■ **Dataset records**

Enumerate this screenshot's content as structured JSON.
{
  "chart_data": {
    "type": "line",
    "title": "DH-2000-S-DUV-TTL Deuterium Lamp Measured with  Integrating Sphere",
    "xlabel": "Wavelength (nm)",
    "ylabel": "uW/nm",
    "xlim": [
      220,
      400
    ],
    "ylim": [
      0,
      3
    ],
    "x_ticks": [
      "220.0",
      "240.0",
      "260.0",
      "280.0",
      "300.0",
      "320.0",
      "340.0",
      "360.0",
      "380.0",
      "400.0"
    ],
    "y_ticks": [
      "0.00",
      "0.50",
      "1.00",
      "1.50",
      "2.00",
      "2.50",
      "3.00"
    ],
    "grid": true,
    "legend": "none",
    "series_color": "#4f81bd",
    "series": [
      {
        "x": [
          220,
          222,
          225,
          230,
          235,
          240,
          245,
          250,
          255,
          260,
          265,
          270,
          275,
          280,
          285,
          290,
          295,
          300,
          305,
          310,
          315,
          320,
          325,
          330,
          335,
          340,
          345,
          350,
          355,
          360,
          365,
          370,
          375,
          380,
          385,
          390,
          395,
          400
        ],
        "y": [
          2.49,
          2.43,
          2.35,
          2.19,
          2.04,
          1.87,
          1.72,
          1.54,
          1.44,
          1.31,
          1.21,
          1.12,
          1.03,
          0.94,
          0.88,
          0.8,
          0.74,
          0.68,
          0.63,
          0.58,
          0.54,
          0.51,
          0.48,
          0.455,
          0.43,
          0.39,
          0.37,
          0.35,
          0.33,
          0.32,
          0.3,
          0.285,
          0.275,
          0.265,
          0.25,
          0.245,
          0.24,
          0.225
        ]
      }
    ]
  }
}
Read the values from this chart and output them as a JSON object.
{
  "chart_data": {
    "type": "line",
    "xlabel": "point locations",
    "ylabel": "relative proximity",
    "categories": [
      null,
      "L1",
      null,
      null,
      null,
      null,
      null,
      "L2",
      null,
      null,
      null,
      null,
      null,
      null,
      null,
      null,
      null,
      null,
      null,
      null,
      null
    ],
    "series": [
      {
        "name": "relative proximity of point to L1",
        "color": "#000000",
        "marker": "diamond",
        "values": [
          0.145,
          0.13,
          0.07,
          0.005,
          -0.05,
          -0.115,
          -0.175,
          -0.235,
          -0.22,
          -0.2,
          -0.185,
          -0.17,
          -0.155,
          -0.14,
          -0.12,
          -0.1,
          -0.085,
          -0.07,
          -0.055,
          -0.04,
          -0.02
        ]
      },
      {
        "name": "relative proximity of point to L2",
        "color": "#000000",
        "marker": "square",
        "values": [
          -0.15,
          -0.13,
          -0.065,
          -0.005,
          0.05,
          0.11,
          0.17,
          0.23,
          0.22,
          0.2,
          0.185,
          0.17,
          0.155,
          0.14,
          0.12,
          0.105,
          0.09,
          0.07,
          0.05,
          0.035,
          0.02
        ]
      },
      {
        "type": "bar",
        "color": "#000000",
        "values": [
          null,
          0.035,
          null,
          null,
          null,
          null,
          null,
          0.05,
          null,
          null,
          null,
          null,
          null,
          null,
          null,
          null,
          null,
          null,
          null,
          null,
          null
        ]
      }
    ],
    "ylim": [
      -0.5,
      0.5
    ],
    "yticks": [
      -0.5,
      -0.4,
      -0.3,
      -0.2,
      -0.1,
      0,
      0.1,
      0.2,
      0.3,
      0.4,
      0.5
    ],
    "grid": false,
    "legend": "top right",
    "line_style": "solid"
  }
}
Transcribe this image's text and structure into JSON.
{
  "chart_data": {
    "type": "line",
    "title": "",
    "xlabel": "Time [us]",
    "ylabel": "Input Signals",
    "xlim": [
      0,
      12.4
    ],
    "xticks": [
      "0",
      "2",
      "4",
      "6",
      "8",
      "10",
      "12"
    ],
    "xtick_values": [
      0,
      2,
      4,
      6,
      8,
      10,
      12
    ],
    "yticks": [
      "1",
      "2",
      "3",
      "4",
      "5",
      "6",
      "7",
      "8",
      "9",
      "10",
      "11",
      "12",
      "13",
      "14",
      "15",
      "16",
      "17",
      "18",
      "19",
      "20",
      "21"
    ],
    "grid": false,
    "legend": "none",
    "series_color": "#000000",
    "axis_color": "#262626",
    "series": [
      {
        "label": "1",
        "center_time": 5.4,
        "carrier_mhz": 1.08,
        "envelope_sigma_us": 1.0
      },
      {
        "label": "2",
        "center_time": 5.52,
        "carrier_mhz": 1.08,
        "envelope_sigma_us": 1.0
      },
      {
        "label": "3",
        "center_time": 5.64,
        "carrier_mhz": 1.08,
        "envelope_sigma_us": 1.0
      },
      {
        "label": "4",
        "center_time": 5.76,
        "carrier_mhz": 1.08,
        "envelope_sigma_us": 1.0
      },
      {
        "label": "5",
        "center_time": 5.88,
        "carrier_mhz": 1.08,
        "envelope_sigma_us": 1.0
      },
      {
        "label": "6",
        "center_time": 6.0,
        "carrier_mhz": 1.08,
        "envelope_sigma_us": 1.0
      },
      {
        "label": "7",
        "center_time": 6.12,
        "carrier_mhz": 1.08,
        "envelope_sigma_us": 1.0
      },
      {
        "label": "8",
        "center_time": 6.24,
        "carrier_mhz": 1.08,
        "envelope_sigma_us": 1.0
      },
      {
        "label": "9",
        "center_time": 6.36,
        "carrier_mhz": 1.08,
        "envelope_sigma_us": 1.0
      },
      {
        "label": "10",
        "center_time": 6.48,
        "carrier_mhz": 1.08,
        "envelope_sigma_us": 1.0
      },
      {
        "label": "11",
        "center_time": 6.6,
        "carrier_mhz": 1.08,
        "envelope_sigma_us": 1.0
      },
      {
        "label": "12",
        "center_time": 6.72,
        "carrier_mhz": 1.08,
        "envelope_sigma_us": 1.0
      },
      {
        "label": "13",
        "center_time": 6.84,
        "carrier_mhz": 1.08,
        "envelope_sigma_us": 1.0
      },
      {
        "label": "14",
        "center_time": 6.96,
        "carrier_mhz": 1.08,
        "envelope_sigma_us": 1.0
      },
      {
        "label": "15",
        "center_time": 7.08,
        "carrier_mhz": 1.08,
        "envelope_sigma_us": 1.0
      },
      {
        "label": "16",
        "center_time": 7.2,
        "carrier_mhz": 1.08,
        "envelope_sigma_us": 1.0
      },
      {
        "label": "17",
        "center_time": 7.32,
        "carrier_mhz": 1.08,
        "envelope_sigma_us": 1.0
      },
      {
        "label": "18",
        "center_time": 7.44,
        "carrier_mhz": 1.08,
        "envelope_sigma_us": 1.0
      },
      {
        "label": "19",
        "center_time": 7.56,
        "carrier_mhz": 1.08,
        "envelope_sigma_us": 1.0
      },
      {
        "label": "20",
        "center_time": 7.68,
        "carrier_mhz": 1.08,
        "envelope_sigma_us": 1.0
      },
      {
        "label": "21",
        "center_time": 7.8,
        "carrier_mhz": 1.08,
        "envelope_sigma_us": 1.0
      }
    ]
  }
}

■ **Task directions**
Return every entry exactly as given.

■ **Result of the task**
Enumerate this screenshot's content as structured JSON.
{
  "chart_data": {
    "type": "line",
    "title": "DH-2000-S-DUV-TTL Deuterium Lamp Measured with  Integrating Sphere",
    "xlabel": "Wavelength (nm)",
    "ylabel": "uW/nm",
    "xlim": [
      220,
      400
    ],
    "ylim": [
      0,
      3
    ],
    "x_ticks": [
      "220.0",
      "240.0",
      "260.0",
      "280.0",
      "300.0",
      "320.0",
      "340.0",
      "360.0",
      "380.0",
      "400.0"
    ],
    "y_ticks": [
      "0.00",
      "0.50",
      "1.00",
      "1.50",
      "2.00",
      "2.50",
      "3.00"
    ],
    "grid": true,
    "legend": "none",
    "series_color": "#4f81bd",
    "series": [
      {
        "x": [
          220,
          222,
          225,
          230,
          235,
          240,
          245,
          250,
          255,
          260,
          265,
          270,
          275,
          280,
          285,
          290,
          295,
          300,
          305,
          310,
          315,
          320,
          325,
          330,
          335,
          340,
          345,
          350,
          355,
          360,
          365,
          370,
          375,
          380,
          385,
          390,
          395,
          400
        ],
        "y": [
          2.49,
          2.43,
          2.35,
          2.19,
          2.04,
          1.87,
          1.72,
          1.54,
          1.44,
          1.31,
          1.21,
          1.12,
          1.03,
          0.94,
          0.88,
          0.8,
          0.74,
          0.68,
          0.63,
          0.58,
          0.54,
          0.51,
          0.48,
          0.455,
          0.43,
          0.39,
          0.37,
          0.35,
          0.33,
          0.32,
          0.3,
          0.285,
          0.275,
          0.265,
          0.25,
          0.245,
          0.24,
          0.225
        ]
      }
    ]
  }
}
Read the values from this chart and output them as a JSON object.
{
  "chart_data": {
    "type": "line",
    "xlabel": "point locations",
    "ylabel": "relative proximity",
    "categories": [
      null,
      "L1",
      null,
      null,
      null,
      null,
      null,
      "L2",
      null,
      null,
      null,
      null,
      null,
      null,
      null,
      null,
      null,
      null,
      null,
      null,
      null
    ],
    "series": [
      {
        "name": "relative proximity of point to L1",
        "color": "#000000",
        "marker": "diamond",
        "values": [
          0.145,
          0.13,
          0.07,
          0.005,
          -0.05,
          -0.115,
          -0.175,
          -0.235,
          -0.22,
          -0.2,
          -0.185,
          -0.17,
          -0.155,
          -0.14,
          -0.12,
          -0.1,
          -0.085,
          -0.07,
          -0.055,
          -0.04,
          -0.02
        ]
      },
      {
        "name": "relative proximity of point to L2",
        "color": "#000000",
        "marker": "square",
        "values": [
          -0.15,
          -0.13,
          -0.065,
          -0.005,
          0.05,
          0.11,
          0.17,
          0.23,
          0.22,
          0.2,
          0.185,
          0.17,
          0.155,
          0.14,
          0.12,
          0.105,
          0.09,
          0.07,
          0.05,
          0.035,
          0.02
        ]
      },
      {
        "type": "bar",
        "color": "#000000",
        "values": [
          null,
          0.035,
          null,
          null,
          null,
          null,
          null,
          0.05,
          null,
          null,
          null,
          null,
          null,
          null,
          null,
          null,
          null,
          null,
          null,
          null,
          null
        ]
      }
    ],
    "ylim": [
      -0.5,
      0.5
    ],
    "yticks": [
      -0.5,
      -0.4,
      -0.3,
      -0.2,
      -0.1,
      0,
      0.1,
      0.2,
      0.3,
      0.4,
      0.5
    ],
    "grid": false,
    "legend": "top right",
    "line_style": "solid"
  }
}
Transcribe this image's text and structure into JSON.
{
  "chart_data": {
    "type": "line",
    "title": "",
    "xlabel": "Time [us]",
    "ylabel": "Input Signals",
    "xlim": [
      0,
      12.4
    ],
    "xticks": [
      "0",
      "2",
      "4",
      "6",
      "8",
      "10",
      "12"
    ],
    "xtick_values": [
      0,
      2,
      4,
      6,
      8,
      10,
      12
    ],
    "yticks": [
      "1",
      "2",
      "3",
      "4",
      "5",
      "6",
      "7",
      "8",
      "9",
      "10",
      "11",
      "12",
      "13",
      "14",
      "15",
      "16",
      "17",
      "18",
      "19",
      "20",
      "21"
    ],
    "grid": false,
    "legend": "none",
    "series_color": "#000000",
    "axis_color": "#262626",
    "series": [
      {
        "label": "1",
        "center_time": 5.4,
        "carrier_mhz": 1.08,
        "envelope_sigma_us": 1.0
      },
      {
        "label": "2",
        "center_time": 5.52,
        "carrier_mhz": 1.08,
        "envelope_sigma_us": 1.0
      },
      {
        "label": "3",
        "center_time": 5.64,
        "carrier_mhz": 1.08,
        "envelope_sigma_us": 1.0
      },
      {
        "label": "4",
        "center_time": 5.76,
        "carrier_mhz": 1.08,
        "envelope_sigma_us": 1.0
      },
      {
        "label": "5",
        "center_time": 5.88,
        "carrier_mhz": 1.08,
        "envelope_sigma_us": 1.0
      },
      {
        "label": "6",
        "center_time": 6.0,
        "carrier_mhz": 1.08,
        "envelope_sigma_us": 1.0
      },
      {
        "label": "7",
        "center_time": 6.12,
        "carrier_mhz": 1.08,
        "envelope_sigma_us": 1.0
      },
      {
        "label": "8",
        "center_time": 6.24,
        "carrier_mhz": 1.08,
        "envelope_sigma_us": 1.0
      },
      {
        "label": "9",
        "center_time": 6.36,
        "carrier_mhz": 1.08,
        "envelope_sigma_us": 1.0
      },
      {
        "label": "10",
        "center_time": 6.48,
        "carrier_mhz": 1.08,
        "envelope_sigma_us": 1.0
      },
      {
        "label": "11",
        "center_time": 6.6,
        "carrier_mhz": 1.08,
        "envelope_sigma_us": 1.0
      },
      {
        "label": "12",
        "center_time": 6.72,
        "carrier_mhz": 1.08,
        "envelope_sigma_us": 1.0
      },
      {
        "label": "13",
        "center_time": 6.84,
        "carrier_mhz": 1.08,
        "envelope_sigma_us": 1.0
      },
      {
        "label": "14",
        "center_time": 6.96,
        "carrier_mhz": 1.08,
        "envelope_sigma_us": 1.0
      },
      {
        "label": "15",
        "center_time": 7.08,
        "carrier_mhz": 1.08,
        "envelope_sigma_us": 1.0
      },
      {
        "label": "16",
        "center_time": 7.2,
        "carrier_mhz": 1.08,
        "envelope_sigma_us": 1.0
      },
      {
        "label": "17",
        "center_time": 7.32,
        "carrier_mhz": 1.08,
        "envelope_sigma_us": 1.0
      },
      {
        "label": "18",
        "center_time": 7.44,
        "carrier_mhz": 1.08,
        "envelope_sigma_us": 1.0
      },
      {
        "label": "19",
        "center_time": 7.56,
        "carrier_mhz": 1.08,
        "envelope_sigma_us": 1.0
      },
      {
        "label": "20",
        "center_time": 7.68,
        "carrier_mhz": 1.08,
        "envelope_sigma_us": 1.0
      },
      {
        "label": "21",
        "center_time": 7.8,
        "carrier_mhz": 1.08,
        "envelope_sigma_us": 1.0
      }
    ]
  }
}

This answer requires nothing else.